→ **Input data**:
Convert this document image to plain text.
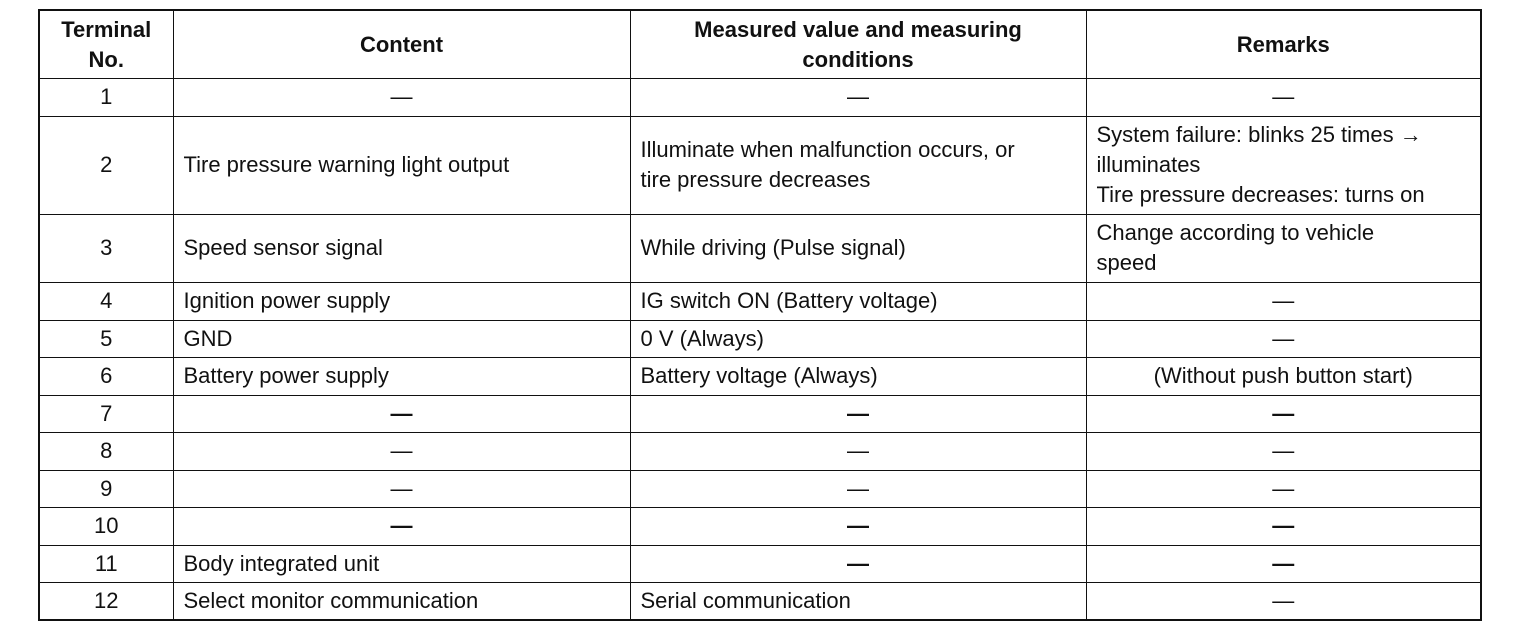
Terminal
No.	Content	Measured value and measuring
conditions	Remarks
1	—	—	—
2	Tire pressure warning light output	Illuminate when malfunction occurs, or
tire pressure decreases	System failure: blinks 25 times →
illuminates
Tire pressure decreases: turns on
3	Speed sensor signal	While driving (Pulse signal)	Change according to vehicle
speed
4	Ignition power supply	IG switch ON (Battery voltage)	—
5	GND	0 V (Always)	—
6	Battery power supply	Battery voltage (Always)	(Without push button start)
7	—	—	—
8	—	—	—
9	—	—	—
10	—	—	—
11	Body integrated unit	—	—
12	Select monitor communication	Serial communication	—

---

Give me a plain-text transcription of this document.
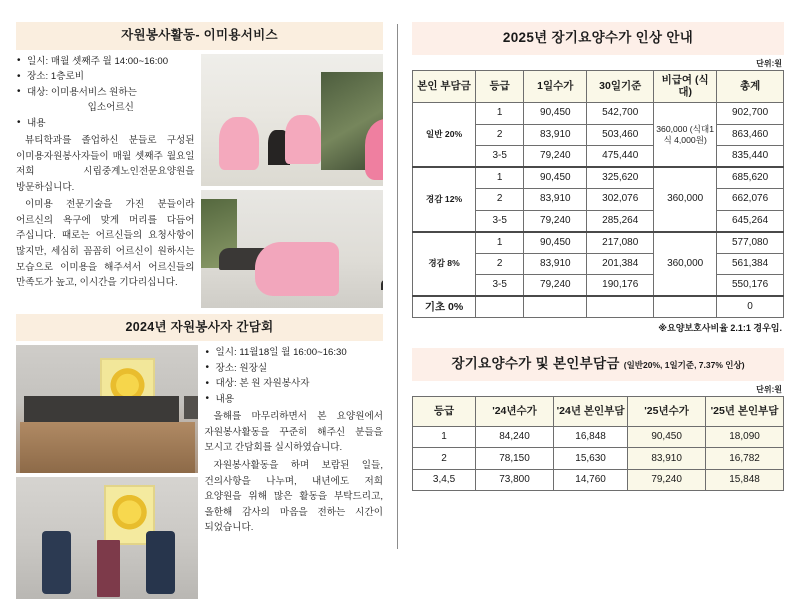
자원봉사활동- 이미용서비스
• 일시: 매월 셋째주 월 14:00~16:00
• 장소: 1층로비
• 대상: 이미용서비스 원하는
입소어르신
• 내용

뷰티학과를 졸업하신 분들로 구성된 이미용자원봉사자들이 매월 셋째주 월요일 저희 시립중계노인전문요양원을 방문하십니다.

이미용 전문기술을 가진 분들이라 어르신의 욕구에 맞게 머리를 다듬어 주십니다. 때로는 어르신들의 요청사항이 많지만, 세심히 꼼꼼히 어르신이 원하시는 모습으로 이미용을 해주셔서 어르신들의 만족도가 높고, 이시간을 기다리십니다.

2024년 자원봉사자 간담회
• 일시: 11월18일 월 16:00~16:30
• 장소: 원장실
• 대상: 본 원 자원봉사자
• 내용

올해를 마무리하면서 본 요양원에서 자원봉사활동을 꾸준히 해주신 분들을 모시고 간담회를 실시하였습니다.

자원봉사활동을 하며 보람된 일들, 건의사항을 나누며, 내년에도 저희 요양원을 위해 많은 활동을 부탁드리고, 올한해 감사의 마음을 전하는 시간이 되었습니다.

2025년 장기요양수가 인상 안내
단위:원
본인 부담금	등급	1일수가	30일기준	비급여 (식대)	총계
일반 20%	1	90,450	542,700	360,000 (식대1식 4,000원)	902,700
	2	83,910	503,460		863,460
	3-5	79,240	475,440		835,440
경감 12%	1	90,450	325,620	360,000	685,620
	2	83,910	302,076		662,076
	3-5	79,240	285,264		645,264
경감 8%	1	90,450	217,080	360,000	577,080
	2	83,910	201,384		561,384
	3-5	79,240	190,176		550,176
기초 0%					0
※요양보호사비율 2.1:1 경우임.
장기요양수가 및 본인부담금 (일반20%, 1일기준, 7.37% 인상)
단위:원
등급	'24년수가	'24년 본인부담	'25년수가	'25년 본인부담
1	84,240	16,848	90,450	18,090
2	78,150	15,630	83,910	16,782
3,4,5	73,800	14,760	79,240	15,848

→ **Written request**:
Across the records, count the lines holding the string "plain". Give the number and stop.

→ **Result of the task**:
2